** Begin Exercise materials **

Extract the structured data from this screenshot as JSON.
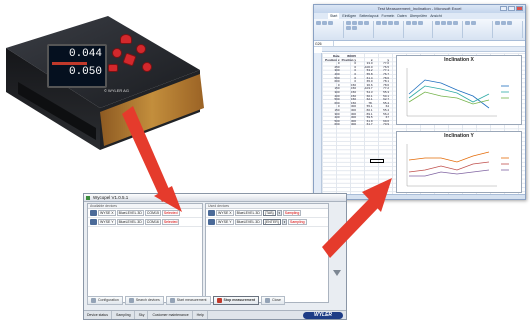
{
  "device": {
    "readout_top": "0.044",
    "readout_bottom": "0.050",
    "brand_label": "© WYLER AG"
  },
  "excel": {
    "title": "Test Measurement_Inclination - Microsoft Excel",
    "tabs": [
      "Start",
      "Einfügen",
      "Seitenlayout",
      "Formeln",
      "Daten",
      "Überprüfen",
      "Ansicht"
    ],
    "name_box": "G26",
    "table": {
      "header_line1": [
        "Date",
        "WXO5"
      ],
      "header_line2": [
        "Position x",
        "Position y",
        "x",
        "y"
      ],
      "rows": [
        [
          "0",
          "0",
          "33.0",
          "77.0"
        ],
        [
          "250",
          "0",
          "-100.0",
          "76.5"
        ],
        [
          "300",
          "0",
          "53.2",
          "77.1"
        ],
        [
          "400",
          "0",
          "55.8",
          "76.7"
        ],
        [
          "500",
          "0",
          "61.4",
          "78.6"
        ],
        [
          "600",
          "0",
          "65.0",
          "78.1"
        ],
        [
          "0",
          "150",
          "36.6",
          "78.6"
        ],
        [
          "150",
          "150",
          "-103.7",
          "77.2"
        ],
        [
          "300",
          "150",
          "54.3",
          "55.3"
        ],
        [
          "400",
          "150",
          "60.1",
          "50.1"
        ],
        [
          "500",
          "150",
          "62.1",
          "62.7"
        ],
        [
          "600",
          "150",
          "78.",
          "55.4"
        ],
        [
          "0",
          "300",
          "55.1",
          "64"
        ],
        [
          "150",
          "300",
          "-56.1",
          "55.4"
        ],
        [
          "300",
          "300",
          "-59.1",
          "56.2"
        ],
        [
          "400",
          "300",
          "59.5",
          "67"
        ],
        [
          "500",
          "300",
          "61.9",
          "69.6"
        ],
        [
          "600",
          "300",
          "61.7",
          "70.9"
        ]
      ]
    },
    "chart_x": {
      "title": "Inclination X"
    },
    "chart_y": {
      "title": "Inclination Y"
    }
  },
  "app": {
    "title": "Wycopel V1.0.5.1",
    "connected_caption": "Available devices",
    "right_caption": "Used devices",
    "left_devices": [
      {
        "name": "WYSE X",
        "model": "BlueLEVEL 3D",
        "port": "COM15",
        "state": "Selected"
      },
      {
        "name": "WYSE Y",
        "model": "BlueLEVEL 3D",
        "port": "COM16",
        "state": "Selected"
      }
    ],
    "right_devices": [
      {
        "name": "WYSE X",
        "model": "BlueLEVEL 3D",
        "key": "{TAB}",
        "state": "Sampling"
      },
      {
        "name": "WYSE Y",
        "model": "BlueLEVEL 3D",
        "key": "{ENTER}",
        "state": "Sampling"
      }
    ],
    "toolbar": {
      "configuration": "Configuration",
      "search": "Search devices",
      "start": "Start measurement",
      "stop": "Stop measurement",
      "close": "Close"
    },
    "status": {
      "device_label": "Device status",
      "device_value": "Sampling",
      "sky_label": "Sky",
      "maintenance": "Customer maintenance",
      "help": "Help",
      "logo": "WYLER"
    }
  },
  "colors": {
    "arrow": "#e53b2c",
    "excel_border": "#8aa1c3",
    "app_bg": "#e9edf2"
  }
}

** End Exercise materials **

Reproduce all entries exactly. Pictures do not belong in the copy.

→ **Final result**:
Extract the structured data from this screenshot as JSON.
{
  "device": {
    "readout_top": "0.044",
    "readout_bottom": "0.050",
    "brand_label": "© WYLER AG"
  },
  "excel": {
    "title": "Test Measurement_Inclination - Microsoft Excel",
    "tabs": [
      "Start",
      "Einfügen",
      "Seitenlayout",
      "Formeln",
      "Daten",
      "Überprüfen",
      "Ansicht"
    ],
    "name_box": "G26",
    "table": {
      "header_line1": [
        "Date",
        "WXO5"
      ],
      "header_line2": [
        "Position x",
        "Position y",
        "x",
        "y"
      ],
      "rows": [
        [
          "0",
          "0",
          "33.0",
          "77.0"
        ],
        [
          "250",
          "0",
          "-100.0",
          "76.5"
        ],
        [
          "300",
          "0",
          "53.2",
          "77.1"
        ],
        [
          "400",
          "0",
          "55.8",
          "76.7"
        ],
        [
          "500",
          "0",
          "61.4",
          "78.6"
        ],
        [
          "600",
          "0",
          "65.0",
          "78.1"
        ],
        [
          "0",
          "150",
          "36.6",
          "78.6"
        ],
        [
          "150",
          "150",
          "-103.7",
          "77.2"
        ],
        [
          "300",
          "150",
          "54.3",
          "55.3"
        ],
        [
          "400",
          "150",
          "60.1",
          "50.1"
        ],
        [
          "500",
          "150",
          "62.1",
          "62.7"
        ],
        [
          "600",
          "150",
          "78.",
          "55.4"
        ],
        [
          "0",
          "300",
          "55.1",
          "64"
        ],
        [
          "150",
          "300",
          "-56.1",
          "55.4"
        ],
        [
          "300",
          "300",
          "-59.1",
          "56.2"
        ],
        [
          "400",
          "300",
          "59.5",
          "67"
        ],
        [
          "500",
          "300",
          "61.9",
          "69.6"
        ],
        [
          "600",
          "300",
          "61.7",
          "70.9"
        ]
      ]
    },
    "chart_x": {
      "title": "Inclination X"
    },
    "chart_y": {
      "title": "Inclination Y"
    }
  },
  "app": {
    "title": "Wycopel V1.0.5.1",
    "connected_caption": "Available devices",
    "right_caption": "Used devices",
    "left_devices": [
      {
        "name": "WYSE X",
        "model": "BlueLEVEL 3D",
        "port": "COM15",
        "state": "Selected"
      },
      {
        "name": "WYSE Y",
        "model": "BlueLEVEL 3D",
        "port": "COM16",
        "state": "Selected"
      }
    ],
    "right_devices": [
      {
        "name": "WYSE X",
        "model": "BlueLEVEL 3D",
        "key": "{TAB}",
        "state": "Sampling"
      },
      {
        "name": "WYSE Y",
        "model": "BlueLEVEL 3D",
        "key": "{ENTER}",
        "state": "Sampling"
      }
    ],
    "toolbar": {
      "configuration": "Configuration",
      "search": "Search devices",
      "start": "Start measurement",
      "stop": "Stop measurement",
      "close": "Close"
    },
    "status": {
      "device_label": "Device status",
      "device_value": "Sampling",
      "sky_label": "Sky",
      "maintenance": "Customer maintenance",
      "help": "Help",
      "logo": "WYLER"
    }
  },
  "colors": {
    "arrow": "#e53b2c",
    "excel_border": "#8aa1c3",
    "app_bg": "#e9edf2"
  }
}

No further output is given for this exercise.